Monday 23 October 2017

Finally, the truth behind NZ Political Sporting Witchcraft Revealed

The rule book keeping politics out of sport has been firmly ripped up today, as New Zealand reels at revelations of the extent to which their leaders have been meddling with the results of their favourite teams through the medium of curses, evil spells, and general witchcraftery.

The scandal, which threatens to destroy the very seat of parliament, the Beehive, in a large prophylactic bonfire, started to unravel following the shock loss of national rugby team 'the All Blacks' to their Australian counterparts in a closely contested game on Saturday night. Curiously
named New Zealand Herald reporter, NZ Herald-Staff, noted that the loss came barely days after
noted woman Jacinda Ardern had been selected as Prime Minister. Logically, rather than sub-par
performance, excessive hunger for a win in front of a home crowd by Australia, luck of the bounce of
a ball, refereeing performance, or scapegoat waitresses being to blame for the defeat, the reversal of
result was instead due to Ms Ardern placing a supernatural hex upon the team. Further investigation
by Herald-Staff noted that this sort of unsporting behaviour had precedents, with Ms Ardern's
predecessor as Labour Party Leader, Prime Minister, and sub-duck-weighing woman Helen Clark
having held office for nine long years during which the All Blacks had lost some matches.
Furthermore, Dame Jenny Shipley, who like Ardern became Prime Minister despite not even winning an election, once was working when the New Zealand representative team failed to make the final of the World Cup.

**Written problem**
Print the stretch of the sporting-witchcraft article from "Finally, the truth" through "and general witchcraftery.".

**Provided data**
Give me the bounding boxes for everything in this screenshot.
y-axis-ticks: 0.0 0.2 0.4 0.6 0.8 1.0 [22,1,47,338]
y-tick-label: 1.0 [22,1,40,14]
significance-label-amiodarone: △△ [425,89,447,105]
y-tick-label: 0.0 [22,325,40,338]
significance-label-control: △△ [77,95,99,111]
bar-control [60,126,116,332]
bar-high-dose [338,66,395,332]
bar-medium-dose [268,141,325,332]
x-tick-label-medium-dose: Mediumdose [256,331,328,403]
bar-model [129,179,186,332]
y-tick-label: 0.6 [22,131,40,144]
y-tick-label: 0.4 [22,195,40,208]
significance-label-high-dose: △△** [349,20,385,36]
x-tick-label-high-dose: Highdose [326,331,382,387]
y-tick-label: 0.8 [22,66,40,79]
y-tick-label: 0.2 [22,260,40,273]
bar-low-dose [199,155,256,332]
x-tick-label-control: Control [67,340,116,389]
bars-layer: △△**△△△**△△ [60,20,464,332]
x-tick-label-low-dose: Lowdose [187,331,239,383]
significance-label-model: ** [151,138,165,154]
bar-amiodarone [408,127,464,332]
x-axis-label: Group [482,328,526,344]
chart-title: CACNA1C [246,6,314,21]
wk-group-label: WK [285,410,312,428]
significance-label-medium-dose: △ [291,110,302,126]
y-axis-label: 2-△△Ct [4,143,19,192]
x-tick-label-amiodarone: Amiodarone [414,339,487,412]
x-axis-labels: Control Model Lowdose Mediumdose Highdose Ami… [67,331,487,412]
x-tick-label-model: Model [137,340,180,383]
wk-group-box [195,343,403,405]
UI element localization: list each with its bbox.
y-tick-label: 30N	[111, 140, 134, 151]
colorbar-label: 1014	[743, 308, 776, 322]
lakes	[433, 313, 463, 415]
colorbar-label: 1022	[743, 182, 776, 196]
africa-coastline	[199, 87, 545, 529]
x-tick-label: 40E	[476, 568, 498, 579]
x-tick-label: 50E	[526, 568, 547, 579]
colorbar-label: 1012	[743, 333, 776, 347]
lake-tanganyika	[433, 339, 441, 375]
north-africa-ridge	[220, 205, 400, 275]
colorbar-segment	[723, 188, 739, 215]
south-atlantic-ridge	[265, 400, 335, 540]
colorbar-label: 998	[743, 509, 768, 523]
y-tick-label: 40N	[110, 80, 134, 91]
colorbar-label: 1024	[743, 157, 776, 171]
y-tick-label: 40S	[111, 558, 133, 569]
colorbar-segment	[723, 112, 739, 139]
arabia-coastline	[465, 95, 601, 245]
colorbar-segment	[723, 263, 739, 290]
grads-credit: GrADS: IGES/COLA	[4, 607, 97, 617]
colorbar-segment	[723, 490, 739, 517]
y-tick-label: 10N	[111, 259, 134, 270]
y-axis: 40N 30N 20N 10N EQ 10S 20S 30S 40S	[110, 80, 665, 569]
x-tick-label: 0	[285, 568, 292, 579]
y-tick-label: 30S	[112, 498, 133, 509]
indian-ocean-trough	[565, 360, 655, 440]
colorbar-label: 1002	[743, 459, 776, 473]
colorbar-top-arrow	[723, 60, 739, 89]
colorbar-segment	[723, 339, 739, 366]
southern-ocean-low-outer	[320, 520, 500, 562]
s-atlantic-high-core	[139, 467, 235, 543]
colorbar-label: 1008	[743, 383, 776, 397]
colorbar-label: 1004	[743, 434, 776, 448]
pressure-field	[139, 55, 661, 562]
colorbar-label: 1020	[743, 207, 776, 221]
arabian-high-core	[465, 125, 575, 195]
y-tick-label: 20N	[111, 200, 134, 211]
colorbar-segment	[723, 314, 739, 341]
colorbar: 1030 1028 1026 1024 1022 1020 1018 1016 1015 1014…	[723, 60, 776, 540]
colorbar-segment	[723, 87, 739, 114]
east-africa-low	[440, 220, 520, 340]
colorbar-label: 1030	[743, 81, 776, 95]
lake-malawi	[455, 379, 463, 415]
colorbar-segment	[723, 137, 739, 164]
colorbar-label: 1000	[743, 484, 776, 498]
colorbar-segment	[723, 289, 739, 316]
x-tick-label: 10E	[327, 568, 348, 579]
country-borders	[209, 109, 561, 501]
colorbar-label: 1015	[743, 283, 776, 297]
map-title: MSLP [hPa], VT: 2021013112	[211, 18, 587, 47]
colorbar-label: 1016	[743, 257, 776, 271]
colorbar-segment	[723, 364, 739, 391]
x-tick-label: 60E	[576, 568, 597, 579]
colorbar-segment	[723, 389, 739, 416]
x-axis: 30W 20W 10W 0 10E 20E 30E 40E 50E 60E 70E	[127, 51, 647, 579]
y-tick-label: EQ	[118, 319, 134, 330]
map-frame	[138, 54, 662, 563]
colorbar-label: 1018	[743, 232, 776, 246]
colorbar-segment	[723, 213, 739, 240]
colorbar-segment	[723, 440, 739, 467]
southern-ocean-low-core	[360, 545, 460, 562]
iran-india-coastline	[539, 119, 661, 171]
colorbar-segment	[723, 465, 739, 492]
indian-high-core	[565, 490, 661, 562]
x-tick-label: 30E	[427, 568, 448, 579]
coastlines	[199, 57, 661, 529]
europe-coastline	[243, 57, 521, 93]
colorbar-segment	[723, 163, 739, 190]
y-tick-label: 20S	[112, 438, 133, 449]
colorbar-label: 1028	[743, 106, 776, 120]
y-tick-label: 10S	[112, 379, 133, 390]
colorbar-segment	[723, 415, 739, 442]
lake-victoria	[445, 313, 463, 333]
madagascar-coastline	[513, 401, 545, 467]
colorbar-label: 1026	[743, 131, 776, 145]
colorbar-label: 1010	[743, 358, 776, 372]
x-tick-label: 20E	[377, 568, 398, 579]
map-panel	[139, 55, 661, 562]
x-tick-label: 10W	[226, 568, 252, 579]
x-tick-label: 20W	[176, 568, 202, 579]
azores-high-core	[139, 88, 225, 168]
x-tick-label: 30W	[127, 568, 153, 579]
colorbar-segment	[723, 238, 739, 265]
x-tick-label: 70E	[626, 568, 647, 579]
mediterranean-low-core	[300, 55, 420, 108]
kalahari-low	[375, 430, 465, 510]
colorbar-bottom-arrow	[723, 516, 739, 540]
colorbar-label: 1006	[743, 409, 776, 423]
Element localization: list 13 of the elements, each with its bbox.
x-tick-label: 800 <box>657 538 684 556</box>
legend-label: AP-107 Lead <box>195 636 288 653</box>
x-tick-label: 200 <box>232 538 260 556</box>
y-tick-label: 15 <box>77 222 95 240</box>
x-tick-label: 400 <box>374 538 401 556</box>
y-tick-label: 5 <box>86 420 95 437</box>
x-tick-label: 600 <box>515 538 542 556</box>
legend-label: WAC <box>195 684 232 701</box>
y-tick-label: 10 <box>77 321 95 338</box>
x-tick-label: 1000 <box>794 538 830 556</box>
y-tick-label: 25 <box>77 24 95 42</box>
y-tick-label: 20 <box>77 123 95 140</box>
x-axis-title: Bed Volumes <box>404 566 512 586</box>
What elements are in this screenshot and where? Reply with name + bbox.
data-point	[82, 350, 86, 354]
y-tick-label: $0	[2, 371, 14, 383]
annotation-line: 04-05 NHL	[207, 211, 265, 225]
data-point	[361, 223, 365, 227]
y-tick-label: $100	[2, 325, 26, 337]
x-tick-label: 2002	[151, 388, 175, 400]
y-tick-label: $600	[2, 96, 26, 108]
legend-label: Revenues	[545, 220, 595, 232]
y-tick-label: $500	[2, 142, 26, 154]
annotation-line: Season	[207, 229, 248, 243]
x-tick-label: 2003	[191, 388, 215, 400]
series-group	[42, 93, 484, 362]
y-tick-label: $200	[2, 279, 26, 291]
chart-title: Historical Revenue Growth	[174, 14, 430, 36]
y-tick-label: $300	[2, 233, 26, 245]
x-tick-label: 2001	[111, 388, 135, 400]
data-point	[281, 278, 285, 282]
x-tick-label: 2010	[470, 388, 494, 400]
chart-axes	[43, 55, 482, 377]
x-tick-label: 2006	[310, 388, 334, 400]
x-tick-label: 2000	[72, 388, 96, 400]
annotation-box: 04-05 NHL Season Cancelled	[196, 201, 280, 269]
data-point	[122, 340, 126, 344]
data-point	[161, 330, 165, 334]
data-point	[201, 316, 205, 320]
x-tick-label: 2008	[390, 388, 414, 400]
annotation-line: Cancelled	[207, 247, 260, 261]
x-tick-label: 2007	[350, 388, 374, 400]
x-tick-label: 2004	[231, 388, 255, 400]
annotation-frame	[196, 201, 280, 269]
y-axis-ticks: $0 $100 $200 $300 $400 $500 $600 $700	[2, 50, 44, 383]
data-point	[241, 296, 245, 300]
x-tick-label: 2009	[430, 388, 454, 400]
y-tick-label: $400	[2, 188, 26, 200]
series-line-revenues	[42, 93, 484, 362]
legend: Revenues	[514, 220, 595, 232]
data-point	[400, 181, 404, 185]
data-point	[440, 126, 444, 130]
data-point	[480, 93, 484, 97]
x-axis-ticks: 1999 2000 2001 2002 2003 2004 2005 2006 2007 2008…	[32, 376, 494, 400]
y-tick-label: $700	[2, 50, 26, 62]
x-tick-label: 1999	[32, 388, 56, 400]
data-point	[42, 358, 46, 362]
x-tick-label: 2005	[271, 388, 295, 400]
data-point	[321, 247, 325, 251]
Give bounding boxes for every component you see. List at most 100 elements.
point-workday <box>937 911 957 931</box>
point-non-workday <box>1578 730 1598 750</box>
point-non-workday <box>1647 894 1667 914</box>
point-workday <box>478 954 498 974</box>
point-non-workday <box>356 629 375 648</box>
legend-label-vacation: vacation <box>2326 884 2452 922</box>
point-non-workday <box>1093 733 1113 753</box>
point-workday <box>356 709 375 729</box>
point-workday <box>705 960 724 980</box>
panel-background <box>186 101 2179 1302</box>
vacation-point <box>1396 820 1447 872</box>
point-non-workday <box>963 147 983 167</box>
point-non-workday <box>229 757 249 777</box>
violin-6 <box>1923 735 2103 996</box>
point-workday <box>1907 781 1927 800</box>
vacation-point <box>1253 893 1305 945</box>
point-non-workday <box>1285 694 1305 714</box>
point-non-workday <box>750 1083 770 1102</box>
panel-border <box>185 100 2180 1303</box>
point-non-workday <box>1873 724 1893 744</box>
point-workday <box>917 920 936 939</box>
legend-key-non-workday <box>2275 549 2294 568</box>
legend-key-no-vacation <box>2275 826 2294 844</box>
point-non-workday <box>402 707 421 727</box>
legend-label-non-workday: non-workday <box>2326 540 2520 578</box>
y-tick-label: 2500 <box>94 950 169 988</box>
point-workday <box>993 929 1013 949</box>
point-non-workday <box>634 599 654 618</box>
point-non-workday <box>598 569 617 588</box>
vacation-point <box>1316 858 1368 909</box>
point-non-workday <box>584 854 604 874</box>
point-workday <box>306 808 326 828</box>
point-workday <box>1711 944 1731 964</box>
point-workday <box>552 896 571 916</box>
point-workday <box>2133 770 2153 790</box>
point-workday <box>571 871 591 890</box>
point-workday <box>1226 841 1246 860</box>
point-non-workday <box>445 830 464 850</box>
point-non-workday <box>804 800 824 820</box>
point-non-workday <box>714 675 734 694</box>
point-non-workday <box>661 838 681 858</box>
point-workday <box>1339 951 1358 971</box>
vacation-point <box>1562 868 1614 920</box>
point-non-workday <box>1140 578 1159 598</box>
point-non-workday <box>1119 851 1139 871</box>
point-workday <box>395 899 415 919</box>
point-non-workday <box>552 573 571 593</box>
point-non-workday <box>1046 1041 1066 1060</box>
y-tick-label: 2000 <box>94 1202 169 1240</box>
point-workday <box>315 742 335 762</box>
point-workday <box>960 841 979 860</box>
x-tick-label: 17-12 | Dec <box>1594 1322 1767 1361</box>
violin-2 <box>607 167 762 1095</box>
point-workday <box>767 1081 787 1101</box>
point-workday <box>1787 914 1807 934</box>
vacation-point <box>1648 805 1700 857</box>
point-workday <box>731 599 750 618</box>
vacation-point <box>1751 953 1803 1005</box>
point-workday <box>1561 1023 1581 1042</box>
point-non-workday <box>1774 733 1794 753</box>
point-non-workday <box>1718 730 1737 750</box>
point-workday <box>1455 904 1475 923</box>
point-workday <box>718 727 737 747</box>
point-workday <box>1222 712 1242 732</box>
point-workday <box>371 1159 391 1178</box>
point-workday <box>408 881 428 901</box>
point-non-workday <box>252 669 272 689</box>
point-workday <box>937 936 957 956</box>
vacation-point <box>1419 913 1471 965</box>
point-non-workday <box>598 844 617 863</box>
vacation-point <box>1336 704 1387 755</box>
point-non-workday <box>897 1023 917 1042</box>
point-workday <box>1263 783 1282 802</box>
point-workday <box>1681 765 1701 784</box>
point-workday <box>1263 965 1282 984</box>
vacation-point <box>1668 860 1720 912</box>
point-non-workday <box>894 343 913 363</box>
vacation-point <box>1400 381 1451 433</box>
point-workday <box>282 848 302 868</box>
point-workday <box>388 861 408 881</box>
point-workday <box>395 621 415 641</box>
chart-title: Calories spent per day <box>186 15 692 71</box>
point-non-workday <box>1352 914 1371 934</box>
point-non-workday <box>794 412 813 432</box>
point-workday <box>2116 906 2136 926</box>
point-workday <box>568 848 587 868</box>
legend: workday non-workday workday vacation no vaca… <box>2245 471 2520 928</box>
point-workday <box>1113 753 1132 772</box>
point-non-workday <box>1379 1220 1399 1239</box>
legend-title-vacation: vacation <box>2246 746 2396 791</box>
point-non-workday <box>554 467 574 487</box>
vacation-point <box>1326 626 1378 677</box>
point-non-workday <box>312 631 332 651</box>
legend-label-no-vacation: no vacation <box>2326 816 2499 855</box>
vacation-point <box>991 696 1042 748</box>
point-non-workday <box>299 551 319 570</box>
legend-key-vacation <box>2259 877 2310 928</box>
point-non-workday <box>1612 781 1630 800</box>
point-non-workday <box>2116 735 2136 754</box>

**Task output**
Finally, the truth behind NZ Political Sporting Witchcraft Revealed

The rule book keeping politics out of sport has been firmly ripped up today, as New Zealand reels at revelations of the extent to which their leaders have been meddling with the results of their favourite teams through the medium of curses, evil spells, and general witchcraftery.